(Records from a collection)

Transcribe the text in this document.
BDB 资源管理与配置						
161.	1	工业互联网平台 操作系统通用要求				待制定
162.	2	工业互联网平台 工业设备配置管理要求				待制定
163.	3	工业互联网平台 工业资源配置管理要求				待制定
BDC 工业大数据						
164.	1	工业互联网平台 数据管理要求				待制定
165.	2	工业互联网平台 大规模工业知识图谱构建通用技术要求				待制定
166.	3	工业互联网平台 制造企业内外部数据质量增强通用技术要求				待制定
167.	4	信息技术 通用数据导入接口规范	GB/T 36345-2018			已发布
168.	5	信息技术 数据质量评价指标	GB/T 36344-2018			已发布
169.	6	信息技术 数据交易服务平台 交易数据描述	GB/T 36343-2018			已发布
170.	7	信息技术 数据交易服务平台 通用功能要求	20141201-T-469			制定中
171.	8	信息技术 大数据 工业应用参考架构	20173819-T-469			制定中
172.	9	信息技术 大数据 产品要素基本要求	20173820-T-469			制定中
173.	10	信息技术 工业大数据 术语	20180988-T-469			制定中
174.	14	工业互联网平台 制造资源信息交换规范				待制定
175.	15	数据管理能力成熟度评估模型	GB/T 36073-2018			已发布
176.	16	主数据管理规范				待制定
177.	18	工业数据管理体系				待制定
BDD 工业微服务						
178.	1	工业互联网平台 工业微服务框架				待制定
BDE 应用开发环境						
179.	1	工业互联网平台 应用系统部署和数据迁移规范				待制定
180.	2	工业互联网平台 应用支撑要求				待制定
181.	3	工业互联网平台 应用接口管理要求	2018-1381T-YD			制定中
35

Directive:
Every record above needs to be repeated word for word.

Result for this task:
Transcribe the text in this document.
BDB 资源管理与配置						
161.	1	工业互联网平台 操作系统通用要求				待制定
162.	2	工业互联网平台 工业设备配置管理要求				待制定
163.	3	工业互联网平台 工业资源配置管理要求				待制定
BDC 工业大数据						
164.	1	工业互联网平台 数据管理要求				待制定
165.	2	工业互联网平台 大规模工业知识图谱构建通用技术要求				待制定
166.	3	工业互联网平台 制造企业内外部数据质量增强通用技术要求				待制定
167.	4	信息技术 通用数据导入接口规范	GB/T 36345-2018			已发布
168.	5	信息技术 数据质量评价指标	GB/T 36344-2018			已发布
169.	6	信息技术 数据交易服务平台 交易数据描述	GB/T 36343-2018			已发布
170.	7	信息技术 数据交易服务平台 通用功能要求	20141201-T-469			制定中
171.	8	信息技术 大数据 工业应用参考架构	20173819-T-469			制定中
172.	9	信息技术 大数据 产品要素基本要求	20173820-T-469			制定中
173.	10	信息技术 工业大数据 术语	20180988-T-469			制定中
174.	14	工业互联网平台 制造资源信息交换规范				待制定
175.	15	数据管理能力成熟度评估模型	GB/T 36073-2018			已发布
176.	16	主数据管理规范				待制定
177.	18	工业数据管理体系				待制定
BDD 工业微服务						
178.	1	工业互联网平台 工业微服务框架				待制定
BDE 应用开发环境						
179.	1	工业互联网平台 应用系统部署和数据迁移规范				待制定
180.	2	工业互联网平台 应用支撑要求				待制定
181.	3	工业互联网平台 应用接口管理要求	2018-1381T-YD			制定中
35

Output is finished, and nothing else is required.